# TASK OBJECTIVE:
Where a line holds the word "this", copy that line.

Part of a data file
━━━

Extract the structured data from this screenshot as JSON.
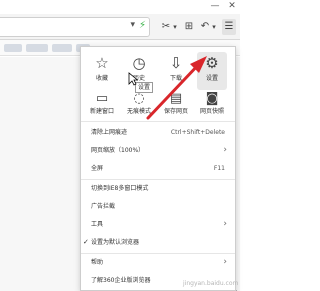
{
  "menu": {
    "grid": [
      {
        "label": "收藏",
        "icon": "star-icon",
        "glyph": "☆"
      },
      {
        "label": "历史",
        "icon": "clock-icon",
        "glyph": "◷"
      },
      {
        "label": "下载",
        "icon": "download-icon",
        "glyph": "⇩"
      },
      {
        "label": "设置",
        "icon": "gear-icon",
        "glyph": "⚙"
      },
      {
        "label": "新建窗口",
        "icon": "new-window-icon",
        "glyph": "▭"
      },
      {
        "label": "无痕模式",
        "icon": "incognito-icon",
        "glyph": "◌"
      },
      {
        "label": "保存网页",
        "icon": "save-page-icon",
        "glyph": "▤"
      },
      {
        "label": "网页快照",
        "icon": "camera-icon",
        "glyph": "◙"
      }
    ],
    "items": [
      {
        "label": "清除上网痕迹",
        "shortcut": "Ctrl+Shift+Delete"
      },
      {
        "label": "网页缩放（100%）",
        "arrow": "›"
      },
      {
        "label": "全屏",
        "shortcut": "F11"
      },
      {
        "label": "切换到IE8多窗口模式"
      },
      {
        "label": "广告拦截"
      },
      {
        "label": "工具",
        "arrow": "›"
      },
      {
        "label": "设置为默认浏览器",
        "check": "✓"
      },
      {
        "label": "帮助",
        "arrow": "›"
      },
      {
        "label": "了解360企业版浏览器"
      }
    ]
  },
  "tooltip": "设置",
  "toolbar": {
    "scissors": "✂",
    "grid": "⊞",
    "undo": "↶",
    "menu": "☰",
    "dropdown": "▾",
    "flash": "⚡",
    "chevron": "▾"
  },
  "window": {
    "minimize": "—",
    "close": "✕"
  },
  "watermark": "jingyan.baidu.com",
  "colors": {
    "arrow": "#d9262b",
    "highlight": "#e8e8e8"
  }
}
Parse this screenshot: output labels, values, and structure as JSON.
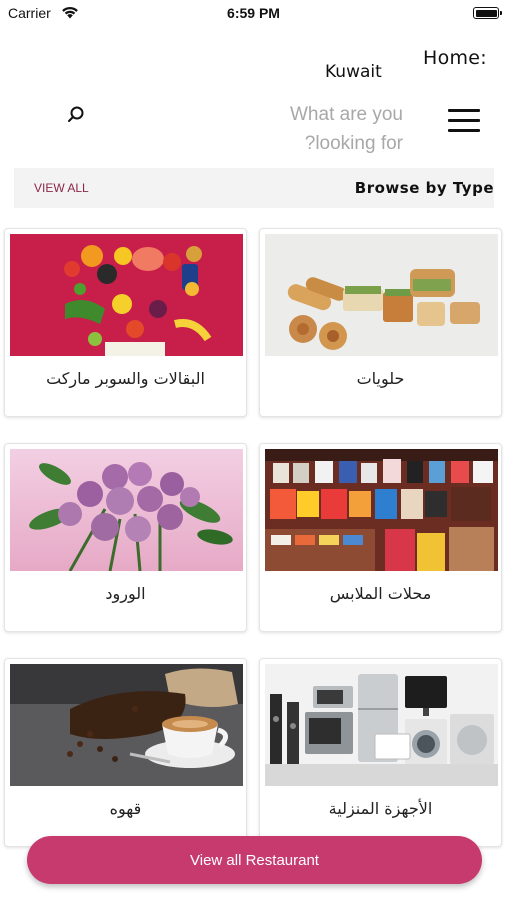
{
  "status_bar": {
    "carrier": "Carrier",
    "time": "6:59 PM"
  },
  "header": {
    "title": "Home:",
    "location": "Kuwait"
  },
  "search": {
    "placeholder": "What are you looking for?"
  },
  "browse": {
    "title": "Browse by Type",
    "view_all": "VIEW ALL"
  },
  "categories": [
    {
      "label": "البقالات والسوبر ماركت",
      "icon": "groceries-image"
    },
    {
      "label": "حلويات",
      "icon": "sweets-image"
    },
    {
      "label": "الورود",
      "icon": "roses-image"
    },
    {
      "label": "محلات الملابس",
      "icon": "clothing-store-image"
    },
    {
      "label": "قهوه",
      "icon": "coffee-image"
    },
    {
      "label": "الأجهزة المنزلية",
      "icon": "home-appliances-image"
    }
  ],
  "bottom_button": {
    "label": "View all Restaurant"
  },
  "colors": {
    "accent": "#c63a6e",
    "view_all": "#8a2847",
    "browse_bar": "#f3f3f3"
  }
}
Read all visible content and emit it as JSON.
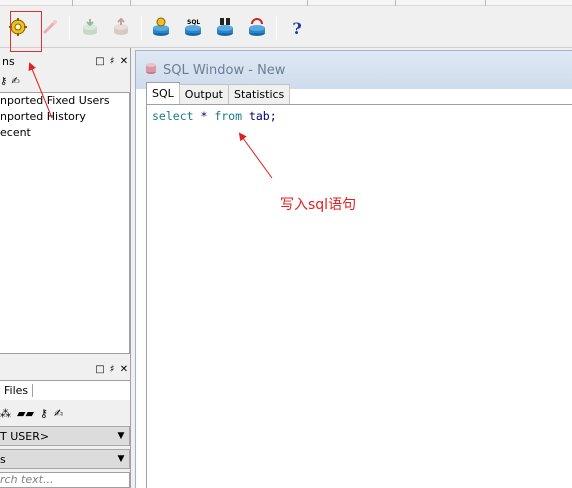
{
  "sql_window": {
    "title": "SQL Window - New",
    "tabs": [
      {
        "label": "SQL",
        "active": true
      },
      {
        "label": "Output",
        "active": false
      },
      {
        "label": "Statistics",
        "active": false
      }
    ],
    "code": {
      "kw1": "select",
      "rest1": " * ",
      "kw2": "from",
      "rest2": " tab;"
    }
  },
  "objects_panel": {
    "title": "ns",
    "items": [
      "nported Fixed Users",
      "nported History",
      "ecent"
    ]
  },
  "files_panel": {
    "tab_label": "Files",
    "user_select": "T USER>",
    "second_select": "s",
    "search_placeholder": "rch text..."
  },
  "annotation": {
    "text": "写入sql语句",
    "color": "#e02020"
  },
  "toolbar": {
    "icons": [
      "gear-icon",
      "wand-icon",
      "database-down-icon",
      "database-up-icon",
      "database-user-icon",
      "sql-database-icon",
      "binoculars-database-icon",
      "database-refresh-icon",
      "help-icon"
    ]
  }
}
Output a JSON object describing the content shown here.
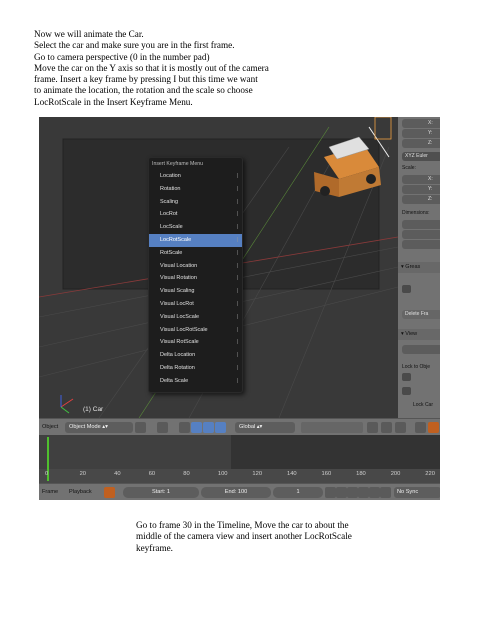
{
  "intro_lines": [
    "Now we will animate the Car.",
    "Select the car and make sure you are in the first frame.",
    "Go to camera perspective (0 in the number pad)",
    "Move the car on the Y axis so that it is mostly out of the camera",
    "frame. Insert a key frame by pressing I but this time we want",
    "to animate the location, the rotation and the scale so choose",
    "LocRotScale in the Insert Keyframe Menu."
  ],
  "outro_lines": [
    "Go to frame 30 in the Timeline, Move the car to about the",
    "middle of the camera view and insert another LocRotScale",
    "keyframe."
  ],
  "viewport": {
    "object_label": "(1) Car"
  },
  "menu": {
    "title": "Insert Keyframe Menu",
    "selected": "LocRotScale",
    "items": [
      "Location",
      "Rotation",
      "Scaling",
      "LocRot",
      "LocScale",
      "LocRotScale",
      "RotScale",
      "Visual Location",
      "Visual Rotation",
      "Visual Scaling",
      "Visual LocRot",
      "Visual LocScale",
      "Visual LocRotScale",
      "Visual RotScale",
      "Delta Location",
      "Delta Rotation",
      "Delta Scale"
    ]
  },
  "properties": {
    "x_label": "X:",
    "y_label": "Y:",
    "z_label": "Z:",
    "rotation_mode": "XYZ Euler",
    "scale_label": "Scale:",
    "dimensions_label": "Dimensions:",
    "grease_label": "Greas",
    "delete_label": "Delete Fra",
    "view_label": "View",
    "lock_label": "Lock to Obje",
    "lock_cam_label": "Lock Car"
  },
  "header": {
    "object_menu": "Object",
    "mode": "Object Mode",
    "orientation": "Global"
  },
  "timeline": {
    "ticks": [
      "0",
      "20",
      "40",
      "60",
      "80",
      "100",
      "120",
      "140",
      "160",
      "180",
      "200",
      "220"
    ],
    "current_frame": "1"
  },
  "footer": {
    "frame_label": "Frame",
    "playback_label": "Playback",
    "start": "Start: 1",
    "end": "End: 100",
    "frame_value": "1",
    "sync": "No Sync"
  },
  "colors": {
    "menu_highlight": "#5680c2",
    "cursor": "#4fbf2e"
  }
}
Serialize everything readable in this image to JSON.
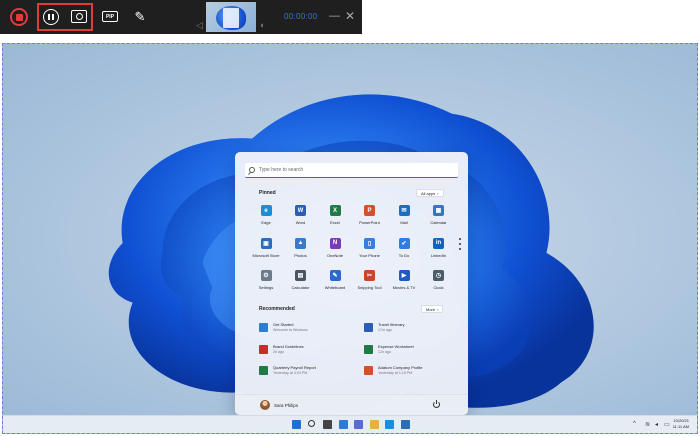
{
  "toolbar": {
    "timer": "00:00:00",
    "pip_label": "PIP",
    "icons": [
      "record-stop-icon",
      "pause-icon",
      "camera-icon",
      "pip-icon",
      "pen-icon",
      "volume-icon",
      "microphone-icon",
      "minimize-icon",
      "close-icon"
    ],
    "accent": "#e23b3b",
    "timer_color": "#3d6fe0"
  },
  "start_menu": {
    "search_placeholder": "Type here to search",
    "pinned_title": "Pinned",
    "all_apps_label": "All apps",
    "pinned": [
      {
        "label": "Edge",
        "color": "#1a8fd6",
        "glyph": "e"
      },
      {
        "label": "Word",
        "color": "#2b5cb8",
        "glyph": "W"
      },
      {
        "label": "Excel",
        "color": "#1f7a45",
        "glyph": "X"
      },
      {
        "label": "PowerPoint",
        "color": "#d2502b",
        "glyph": "P"
      },
      {
        "label": "Mail",
        "color": "#1b6ec2",
        "glyph": "✉"
      },
      {
        "label": "Calendar",
        "color": "#3b73c9",
        "glyph": "▦"
      },
      {
        "label": "Microsoft Store",
        "color": "#2d6db8",
        "glyph": "▣"
      },
      {
        "label": "Photos",
        "color": "#3a7ac8",
        "glyph": "▲"
      },
      {
        "label": "OneNote",
        "color": "#7b3bb8",
        "glyph": "N"
      },
      {
        "label": "Your Phone",
        "color": "#3b7ddd",
        "glyph": "▯"
      },
      {
        "label": "To Do",
        "color": "#2f7de1",
        "glyph": "✔"
      },
      {
        "label": "LinkedIn",
        "color": "#0a66c2",
        "glyph": "in"
      },
      {
        "label": "Settings",
        "color": "#6b7a8c",
        "glyph": "⚙"
      },
      {
        "label": "Calculator",
        "color": "#4a5563",
        "glyph": "▤"
      },
      {
        "label": "Whiteboard",
        "color": "#2b6ac9",
        "glyph": "✎"
      },
      {
        "label": "Snipping Tool",
        "color": "#c8452b",
        "glyph": "✂"
      },
      {
        "label": "Movies & TV",
        "color": "#2459c4",
        "glyph": "▶"
      },
      {
        "label": "Clock",
        "color": "#4e5b6b",
        "glyph": "◷"
      }
    ],
    "recommended_title": "Recommended",
    "more_label": "More",
    "recommended": [
      {
        "name": "Get Started",
        "sub": "Welcome to Windows",
        "color": "#2a7fd4"
      },
      {
        "name": "Travel Itinerary",
        "sub": "17m ago",
        "color": "#2b5cb8"
      },
      {
        "name": "Brand Guidelines",
        "sub": "2h ago",
        "color": "#c92b2b"
      },
      {
        "name": "Expense Worksheet",
        "sub": "12h ago",
        "color": "#1f7a45"
      },
      {
        "name": "Quarterly Payroll Report",
        "sub": "Yesterday at 4:24 PM",
        "color": "#1f7a45"
      },
      {
        "name": "Adatum Company Profile",
        "sub": "Yesterday at 1:15 PM",
        "color": "#d2502b"
      }
    ],
    "user_name": "Sara Philips"
  },
  "taskbar": {
    "icons": [
      {
        "name": "start-icon",
        "color": "#1b6fd6"
      },
      {
        "name": "search-icon",
        "color": "#333333"
      },
      {
        "name": "task-view-icon",
        "color": "#444444"
      },
      {
        "name": "widgets-icon",
        "color": "#2d7ad8"
      },
      {
        "name": "chat-icon",
        "color": "#5a6bd6"
      },
      {
        "name": "file-explorer-icon",
        "color": "#e8b23a"
      },
      {
        "name": "edge-icon",
        "color": "#1a8fd6"
      },
      {
        "name": "store-icon",
        "color": "#2d6db8"
      }
    ],
    "clock_time": "10/20/21",
    "clock_date": "11:11 AM"
  }
}
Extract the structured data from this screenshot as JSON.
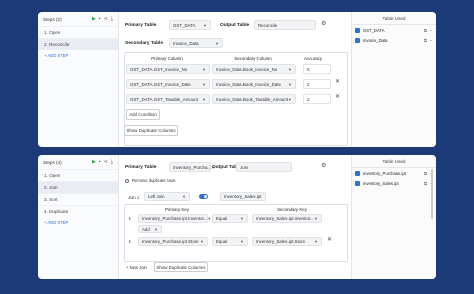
{
  "colors": {
    "background": "#1d3a78",
    "accent": "#2f6fd6",
    "run": "#2aa84a"
  },
  "panel1": {
    "steps_title": "Steps (2)",
    "steps": [
      "1. Open",
      "2. Reconcile"
    ],
    "add_step": "ADD STEP",
    "primary_table_label": "Primary Table",
    "primary_table_value": "GST_DATA",
    "output_table_label": "Output Table",
    "output_table_value": "Reconcile",
    "secondary_table_label": "Secondary Table",
    "secondary_table_value": "Invoice_Data",
    "col_primary": "Primary Column",
    "col_secondary": "Secondary Column",
    "col_accuracy": "Accuracy",
    "rows": [
      {
        "primary": "GST_DATA.GST_Invoice_No",
        "secondary": "Invoice_Data.Book_Invoice_No",
        "accuracy": "0"
      },
      {
        "primary": "GST_DATA.GST_Invoice_Date",
        "secondary": "Invoice_Data.Book_Invoice_Date",
        "accuracy": "2"
      },
      {
        "primary": "GST_DATA.GST_Taxable_Amount",
        "secondary": "Invoice_Data.Book_Taxable_Amount",
        "accuracy": "2"
      }
    ],
    "add_condition": "Add Condition",
    "show_duplicates": "Show Duplicate Columns",
    "tables_used_title": "Table Used",
    "tables_used": [
      "GST_DATA",
      "Invoice_Data"
    ]
  },
  "panel2": {
    "steps_title": "Steps (4)",
    "steps": [
      "1. Open",
      "2. Join",
      "3. Sort",
      "4. Duplicate"
    ],
    "add_step": "ADD STEP",
    "primary_table_label": "Primary Table",
    "primary_table_value": "Inventory_Purcha...",
    "output_table_label": "Output Table",
    "output_table_value": "Join",
    "remove_duplicate": "Remove duplicate rows",
    "join_label": "Join 1",
    "join_type": "Left Join",
    "join_table": "Inventory_Sales.ipt",
    "primary_key_label": "Primary Key",
    "secondary_key_label": "Secondary Key",
    "keys": [
      {
        "primary": "Inventory_Purchase.ipt.Inventor...",
        "op": "Equal",
        "secondary": "Inventory_Sales.ipt.Inventor..."
      },
      {
        "primary": "Inventory_Purchase.ipt.Store",
        "op": "Equal",
        "secondary": "Inventory_Sales.ipt.Store"
      }
    ],
    "add_key": "Add",
    "new_join": "+ New Join",
    "show_duplicates": "Show Duplicate Columns",
    "tables_used_title": "Table Used",
    "tables_used": [
      "Inventory_Purchase.ipt",
      "Inventory_Sales.ipt"
    ]
  }
}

━━━

# FINAL RESULT:
Extract the structured data from this screenshot as JSON.
Parse this screenshot: output labels, values, and structure as JSON.
    "frame. Insert a key frame by pressing I but this time we want",
Serialize everything readable in this image to JSON.
Extract the structured data from this screenshot as JSON.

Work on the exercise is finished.